[Data listing]
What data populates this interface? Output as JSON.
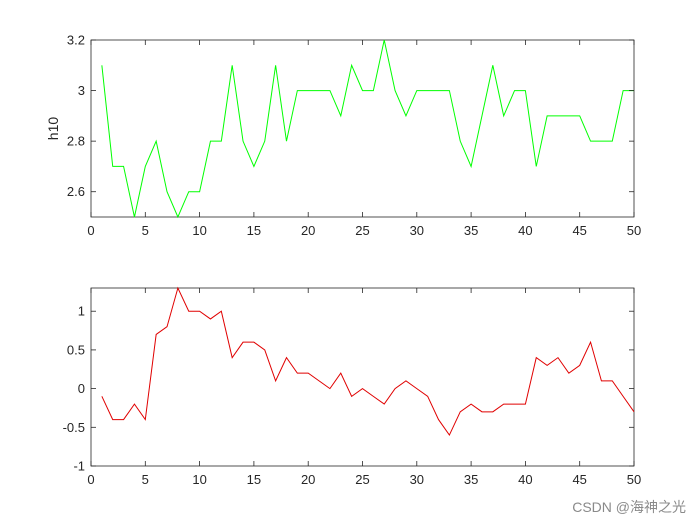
{
  "chart_data": [
    {
      "type": "line",
      "title": "",
      "xlabel": "",
      "ylabel": "h10",
      "xlim": [
        0,
        50
      ],
      "ylim": [
        2.5,
        3.2
      ],
      "xticks": [
        0,
        5,
        10,
        15,
        20,
        25,
        30,
        35,
        40,
        45,
        50
      ],
      "yticks": [
        2.6,
        2.8,
        3,
        3.2
      ],
      "xtick_labels": [
        "0",
        "5",
        "10",
        "15",
        "20",
        "25",
        "30",
        "35",
        "40",
        "45",
        "50"
      ],
      "ytick_labels": [
        "2.6",
        "2.8",
        "3",
        "3.2"
      ],
      "grid": false,
      "series": [
        {
          "color": "#00ff00",
          "x": [
            1,
            2,
            3,
            4,
            5,
            6,
            7,
            8,
            9,
            10,
            11,
            12,
            13,
            14,
            15,
            16,
            17,
            18,
            19,
            20,
            21,
            22,
            23,
            24,
            25,
            26,
            27,
            28,
            29,
            30,
            31,
            32,
            33,
            34,
            35,
            36,
            37,
            38,
            39,
            40,
            41,
            42,
            43,
            44,
            45,
            46,
            47,
            48,
            49,
            50
          ],
          "values": [
            3.1,
            2.7,
            2.7,
            2.5,
            2.7,
            2.8,
            2.6,
            2.5,
            2.6,
            2.6,
            2.8,
            2.8,
            3.1,
            2.8,
            2.7,
            2.8,
            3.1,
            2.8,
            3.0,
            3.0,
            3.0,
            3.0,
            2.9,
            3.1,
            3.0,
            3.0,
            3.2,
            3.0,
            2.9,
            3.0,
            3.0,
            3.0,
            3.0,
            2.8,
            2.7,
            2.9,
            3.1,
            2.9,
            3.0,
            3.0,
            2.7,
            2.9,
            2.9,
            2.9,
            2.9,
            2.8,
            2.8,
            2.8,
            3.0,
            3.0
          ]
        }
      ]
    },
    {
      "type": "line",
      "title": "",
      "xlabel": "",
      "ylabel": "",
      "xlim": [
        0,
        50
      ],
      "ylim": [
        -1,
        1.3
      ],
      "xticks": [
        0,
        5,
        10,
        15,
        20,
        25,
        30,
        35,
        40,
        45,
        50
      ],
      "yticks": [
        -1,
        -0.5,
        0,
        0.5,
        1
      ],
      "xtick_labels": [
        "0",
        "5",
        "10",
        "15",
        "20",
        "25",
        "30",
        "35",
        "40",
        "45",
        "50"
      ],
      "ytick_labels": [
        "-1",
        "-0.5",
        "0",
        "0.5",
        "1"
      ],
      "grid": false,
      "series": [
        {
          "color": "#e00000",
          "x": [
            1,
            2,
            3,
            4,
            5,
            6,
            7,
            8,
            9,
            10,
            11,
            12,
            13,
            14,
            15,
            16,
            17,
            18,
            19,
            20,
            21,
            22,
            23,
            24,
            25,
            26,
            27,
            28,
            29,
            30,
            31,
            32,
            33,
            34,
            35,
            36,
            37,
            38,
            39,
            40,
            41,
            42,
            43,
            44,
            45,
            46,
            47,
            48,
            49,
            50
          ],
          "values": [
            -0.1,
            -0.4,
            -0.4,
            -0.2,
            -0.4,
            0.7,
            0.8,
            1.3,
            1.0,
            1.0,
            0.9,
            1.0,
            0.4,
            0.6,
            0.6,
            0.5,
            0.1,
            0.4,
            0.2,
            0.2,
            0.1,
            0.0,
            0.2,
            -0.1,
            0.0,
            -0.1,
            -0.2,
            0.0,
            0.1,
            0.0,
            -0.1,
            -0.4,
            -0.6,
            -0.3,
            -0.2,
            -0.3,
            -0.3,
            -0.2,
            -0.2,
            -0.2,
            0.4,
            0.3,
            0.4,
            0.2,
            0.3,
            0.6,
            0.1,
            0.1,
            -0.1,
            -0.3
          ]
        }
      ]
    }
  ],
  "watermark": "CSDN @海神之光"
}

### Directions for this task
Take the listing above and print it exactly, apart from the pictures.

### Solution for this task
What data populates this interface? Output as JSON.
{
  "chart_data": [
    {
      "type": "line",
      "title": "",
      "xlabel": "",
      "ylabel": "h10",
      "xlim": [
        0,
        50
      ],
      "ylim": [
        2.5,
        3.2
      ],
      "xticks": [
        0,
        5,
        10,
        15,
        20,
        25,
        30,
        35,
        40,
        45,
        50
      ],
      "yticks": [
        2.6,
        2.8,
        3,
        3.2
      ],
      "xtick_labels": [
        "0",
        "5",
        "10",
        "15",
        "20",
        "25",
        "30",
        "35",
        "40",
        "45",
        "50"
      ],
      "ytick_labels": [
        "2.6",
        "2.8",
        "3",
        "3.2"
      ],
      "grid": false,
      "series": [
        {
          "color": "#00ff00",
          "x": [
            1,
            2,
            3,
            4,
            5,
            6,
            7,
            8,
            9,
            10,
            11,
            12,
            13,
            14,
            15,
            16,
            17,
            18,
            19,
            20,
            21,
            22,
            23,
            24,
            25,
            26,
            27,
            28,
            29,
            30,
            31,
            32,
            33,
            34,
            35,
            36,
            37,
            38,
            39,
            40,
            41,
            42,
            43,
            44,
            45,
            46,
            47,
            48,
            49,
            50
          ],
          "values": [
            3.1,
            2.7,
            2.7,
            2.5,
            2.7,
            2.8,
            2.6,
            2.5,
            2.6,
            2.6,
            2.8,
            2.8,
            3.1,
            2.8,
            2.7,
            2.8,
            3.1,
            2.8,
            3.0,
            3.0,
            3.0,
            3.0,
            2.9,
            3.1,
            3.0,
            3.0,
            3.2,
            3.0,
            2.9,
            3.0,
            3.0,
            3.0,
            3.0,
            2.8,
            2.7,
            2.9,
            3.1,
            2.9,
            3.0,
            3.0,
            2.7,
            2.9,
            2.9,
            2.9,
            2.9,
            2.8,
            2.8,
            2.8,
            3.0,
            3.0
          ]
        }
      ]
    },
    {
      "type": "line",
      "title": "",
      "xlabel": "",
      "ylabel": "",
      "xlim": [
        0,
        50
      ],
      "ylim": [
        -1,
        1.3
      ],
      "xticks": [
        0,
        5,
        10,
        15,
        20,
        25,
        30,
        35,
        40,
        45,
        50
      ],
      "yticks": [
        -1,
        -0.5,
        0,
        0.5,
        1
      ],
      "xtick_labels": [
        "0",
        "5",
        "10",
        "15",
        "20",
        "25",
        "30",
        "35",
        "40",
        "45",
        "50"
      ],
      "ytick_labels": [
        "-1",
        "-0.5",
        "0",
        "0.5",
        "1"
      ],
      "grid": false,
      "series": [
        {
          "color": "#e00000",
          "x": [
            1,
            2,
            3,
            4,
            5,
            6,
            7,
            8,
            9,
            10,
            11,
            12,
            13,
            14,
            15,
            16,
            17,
            18,
            19,
            20,
            21,
            22,
            23,
            24,
            25,
            26,
            27,
            28,
            29,
            30,
            31,
            32,
            33,
            34,
            35,
            36,
            37,
            38,
            39,
            40,
            41,
            42,
            43,
            44,
            45,
            46,
            47,
            48,
            49,
            50
          ],
          "values": [
            -0.1,
            -0.4,
            -0.4,
            -0.2,
            -0.4,
            0.7,
            0.8,
            1.3,
            1.0,
            1.0,
            0.9,
            1.0,
            0.4,
            0.6,
            0.6,
            0.5,
            0.1,
            0.4,
            0.2,
            0.2,
            0.1,
            0.0,
            0.2,
            -0.1,
            0.0,
            -0.1,
            -0.2,
            0.0,
            0.1,
            0.0,
            -0.1,
            -0.4,
            -0.6,
            -0.3,
            -0.2,
            -0.3,
            -0.3,
            -0.2,
            -0.2,
            -0.2,
            0.4,
            0.3,
            0.4,
            0.2,
            0.3,
            0.6,
            0.1,
            0.1,
            -0.1,
            -0.3
          ]
        }
      ]
    }
  ],
  "watermark": "CSDN @海神之光"
}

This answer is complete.